### Exercise material
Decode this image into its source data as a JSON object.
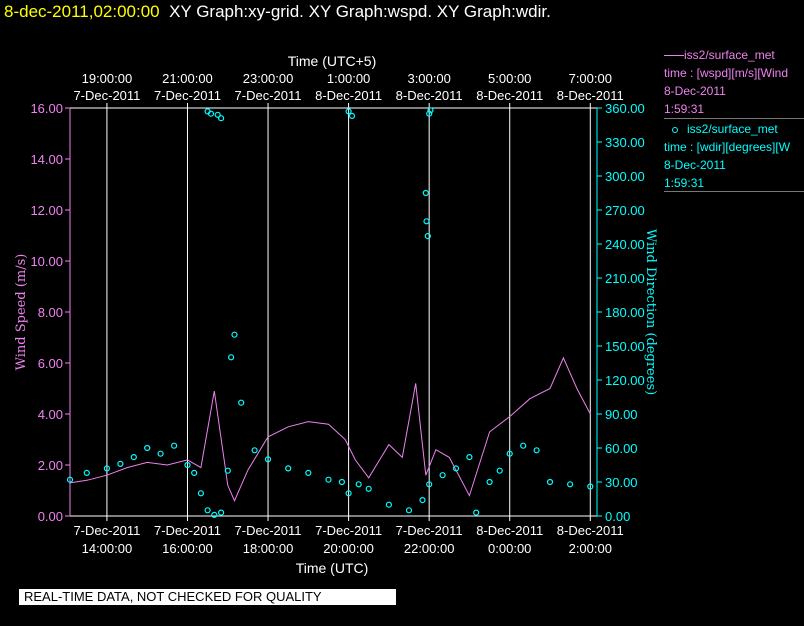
{
  "header": {
    "timestamp": "8-dec-2011,02:00:00",
    "graphs": "XY Graph:xy-grid.  XY Graph:wspd.  XY Graph:wdir."
  },
  "legend": {
    "wspd": {
      "title": "iss2/surface_met",
      "desc": "time : [wspd][m/s][Wind",
      "date": "8-Dec-2011",
      "time": "1:59:31",
      "color": "#ee82ee"
    },
    "wdir": {
      "title": "iss2/surface_met",
      "desc": "time : [wdir][degrees][W",
      "date": "8-Dec-2011",
      "time": "1:59:31",
      "color": "#00ffff"
    }
  },
  "quality_notice": "REAL-TIME DATA, NOT CHECKED FOR QUALITY",
  "chart_data": {
    "type": "scatter",
    "x_top_label": "Time (UTC+5)",
    "x_bottom_label": "Time (UTC)",
    "y_left_label": "Wind Speed (m/s)",
    "y_right_label": "Wind Direction (degrees)",
    "grid": "vertical lines at 2-hour ticks",
    "x_range_utc": [
      "7-Dec-2011 13:05",
      "8-Dec-2011 02:10"
    ],
    "y_left_range": [
      0,
      16
    ],
    "y_right_range": [
      0,
      360
    ],
    "top_ticks": [
      {
        "time": "7-Dec-2011 14:00",
        "label": "19:00:00",
        "date": "7-Dec-2011"
      },
      {
        "time": "7-Dec-2011 16:00",
        "label": "21:00:00",
        "date": "7-Dec-2011"
      },
      {
        "time": "7-Dec-2011 18:00",
        "label": "23:00:00",
        "date": "7-Dec-2011"
      },
      {
        "time": "7-Dec-2011 20:00",
        "label": "1:00:00",
        "date": "8-Dec-2011"
      },
      {
        "time": "7-Dec-2011 22:00",
        "label": "3:00:00",
        "date": "8-Dec-2011"
      },
      {
        "time": "8-Dec-2011 00:00",
        "label": "5:00:00",
        "date": "8-Dec-2011"
      },
      {
        "time": "8-Dec-2011 02:00",
        "label": "7:00:00",
        "date": "8-Dec-2011"
      }
    ],
    "bottom_ticks": [
      {
        "time": "7-Dec-2011 14:00",
        "label": "14:00:00",
        "date": "7-Dec-2011"
      },
      {
        "time": "7-Dec-2011 16:00",
        "label": "16:00:00",
        "date": "7-Dec-2011"
      },
      {
        "time": "7-Dec-2011 18:00",
        "label": "18:00:00",
        "date": "7-Dec-2011"
      },
      {
        "time": "7-Dec-2011 20:00",
        "label": "20:00:00",
        "date": "7-Dec-2011"
      },
      {
        "time": "7-Dec-2011 22:00",
        "label": "22:00:00",
        "date": "7-Dec-2011"
      },
      {
        "time": "8-Dec-2011 00:00",
        "label": "0:00:00",
        "date": "8-Dec-2011"
      },
      {
        "time": "8-Dec-2011 02:00",
        "label": "2:00:00",
        "date": "8-Dec-2011"
      }
    ],
    "y_left_ticks": [
      "0.00",
      "2.00",
      "4.00",
      "6.00",
      "8.00",
      "10.00",
      "12.00",
      "14.00",
      "16.00"
    ],
    "y_right_ticks": [
      "0.00",
      "30.00",
      "60.00",
      "90.00",
      "120.00",
      "150.00",
      "180.00",
      "210.00",
      "240.00",
      "270.00",
      "300.00",
      "330.00",
      "360.00"
    ],
    "series": [
      {
        "name": "iss2/surface_met wspd",
        "style": "line",
        "axis": "left",
        "color": "#ee82ee",
        "times": [
          "7-Dec-2011 13:05",
          "7-Dec-2011 13:30",
          "7-Dec-2011 14:00",
          "7-Dec-2011 14:30",
          "7-Dec-2011 15:00",
          "7-Dec-2011 15:30",
          "7-Dec-2011 16:00",
          "7-Dec-2011 16:20",
          "7-Dec-2011 16:40",
          "7-Dec-2011 17:00",
          "7-Dec-2011 17:10",
          "7-Dec-2011 17:30",
          "7-Dec-2011 18:00",
          "7-Dec-2011 18:30",
          "7-Dec-2011 19:00",
          "7-Dec-2011 19:30",
          "7-Dec-2011 19:55",
          "7-Dec-2011 20:10",
          "7-Dec-2011 20:30",
          "7-Dec-2011 21:00",
          "7-Dec-2011 21:20",
          "7-Dec-2011 21:40",
          "7-Dec-2011 21:55",
          "7-Dec-2011 22:10",
          "7-Dec-2011 22:30",
          "7-Dec-2011 23:00",
          "7-Dec-2011 23:30",
          "8-Dec-2011 00:00",
          "8-Dec-2011 00:30",
          "8-Dec-2011 01:00",
          "8-Dec-2011 01:20",
          "8-Dec-2011 01:40",
          "8-Dec-2011 02:00"
        ],
        "values": [
          1.3,
          1.4,
          1.6,
          1.9,
          2.1,
          2.0,
          2.2,
          1.9,
          4.9,
          1.2,
          0.6,
          1.8,
          3.1,
          3.5,
          3.7,
          3.6,
          3.0,
          2.2,
          1.5,
          2.8,
          2.3,
          5.2,
          1.6,
          2.6,
          2.3,
          0.8,
          3.3,
          3.9,
          4.6,
          5.0,
          6.2,
          5.0,
          4.0
        ]
      },
      {
        "name": "iss2/surface_met wdir",
        "style": "points",
        "axis": "right",
        "color": "#00ffff",
        "times": [
          "7-Dec-2011 13:05",
          "7-Dec-2011 13:30",
          "7-Dec-2011 14:00",
          "7-Dec-2011 14:20",
          "7-Dec-2011 14:40",
          "7-Dec-2011 15:00",
          "7-Dec-2011 15:20",
          "7-Dec-2011 15:40",
          "7-Dec-2011 16:00",
          "7-Dec-2011 16:10",
          "7-Dec-2011 16:20",
          "7-Dec-2011 16:30",
          "7-Dec-2011 16:40",
          "7-Dec-2011 16:50",
          "7-Dec-2011 17:00",
          "7-Dec-2011 17:05",
          "7-Dec-2011 17:10",
          "7-Dec-2011 17:20",
          "7-Dec-2011 17:40",
          "7-Dec-2011 18:00",
          "7-Dec-2011 18:30",
          "7-Dec-2011 19:00",
          "7-Dec-2011 19:30",
          "7-Dec-2011 19:50",
          "7-Dec-2011 20:00",
          "7-Dec-2011 20:15",
          "7-Dec-2011 20:30",
          "7-Dec-2011 21:00",
          "7-Dec-2011 21:30",
          "7-Dec-2011 21:50",
          "7-Dec-2011 22:00",
          "7-Dec-2011 22:20",
          "7-Dec-2011 22:40",
          "7-Dec-2011 23:00",
          "7-Dec-2011 23:10",
          "7-Dec-2011 23:30",
          "7-Dec-2011 23:45",
          "8-Dec-2011 00:00",
          "8-Dec-2011 00:20",
          "8-Dec-2011 00:40",
          "8-Dec-2011 01:00",
          "8-Dec-2011 01:30",
          "8-Dec-2011 02:00"
        ],
        "values": [
          32,
          38,
          42,
          46,
          52,
          60,
          55,
          62,
          45,
          38,
          20,
          5,
          1,
          3,
          40,
          140,
          160,
          100,
          58,
          50,
          42,
          38,
          32,
          30,
          20,
          28,
          24,
          10,
          5,
          14,
          28,
          36,
          42,
          52,
          3,
          30,
          40,
          55,
          62,
          58,
          30,
          28,
          26
        ]
      },
      {
        "name": "iss2/surface_met wdir high",
        "style": "points",
        "axis": "right",
        "color": "#00ffff",
        "times": [
          "7-Dec-2011 16:30",
          "7-Dec-2011 16:35",
          "7-Dec-2011 16:45",
          "7-Dec-2011 16:50",
          "7-Dec-2011 20:00",
          "7-Dec-2011 20:05",
          "7-Dec-2011 21:55",
          "7-Dec-2011 21:56",
          "7-Dec-2011 21:58",
          "7-Dec-2011 22:00",
          "7-Dec-2011 22:02"
        ],
        "values": [
          357,
          355,
          354,
          351,
          357,
          353,
          285,
          260,
          247,
          355,
          358
        ]
      }
    ]
  }
}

### Exercise details
In the listing above, count each line that holds the string "degrees". Give the number only.

### Finished task
2